Write out each line from the data below that includes the word "title".

EXTRACTED ENTRIES:
★ ★ ★ ★ ★ ★ ★

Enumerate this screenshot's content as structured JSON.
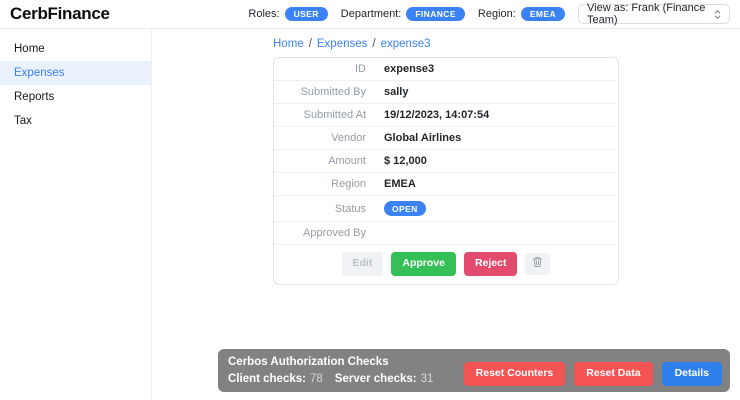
{
  "app": {
    "title": "CerbFinance"
  },
  "header": {
    "roles_label": "Roles:",
    "roles_value": "USER",
    "department_label": "Department:",
    "department_value": "FINANCE",
    "region_label": "Region:",
    "region_value": "EMEA",
    "view_as_value": "View as: Frank (Finance Team)"
  },
  "sidebar": {
    "active_item": "Expenses",
    "items": [
      {
        "label": "Home"
      },
      {
        "label": "Expenses"
      },
      {
        "label": "Reports"
      },
      {
        "label": "Tax"
      }
    ]
  },
  "breadcrumb": {
    "separator": "/",
    "items": [
      "Home",
      "Expenses",
      "expense3"
    ]
  },
  "expense_detail": {
    "rows": [
      {
        "label": "ID",
        "value": "expense3"
      },
      {
        "label": "Submitted By",
        "value": "sally"
      },
      {
        "label": "Submitted At",
        "value": "19/12/2023, 14:07:54"
      },
      {
        "label": "Vendor",
        "value": "Global Airlines"
      },
      {
        "label": "Amount",
        "value": "$ 12,000"
      },
      {
        "label": "Region",
        "value": "EMEA"
      },
      {
        "label": "Status",
        "value": "OPEN"
      },
      {
        "label": "Approved By",
        "value": ""
      }
    ],
    "actions": {
      "edit": "Edit",
      "approve": "Approve",
      "reject": "Reject",
      "delete_icon": "trash-icon"
    }
  },
  "authz_panel": {
    "title": "Cerbos Authorization Checks",
    "client_checks_label": "Client checks:",
    "client_checks_value": "78",
    "server_checks_label": "Server checks:",
    "server_checks_value": "31",
    "reset_counters_label": "Reset Counters",
    "reset_data_label": "Reset Data",
    "details_label": "Details"
  },
  "colors": {
    "accent_blue": "#3b82f6",
    "approve_green": "#34c057",
    "reject_red": "#e34b6e",
    "reset_red": "#f45454",
    "details_blue": "#2f80ed",
    "panel_gray": "#828282",
    "active_nav_bg": "#e9f1fd"
  }
}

★ ★ ★ ★ ★ ★ ★

FULL SOLUTION:
    "title": "CerbFinance"
    "title": "Cerbos Authorization Checks",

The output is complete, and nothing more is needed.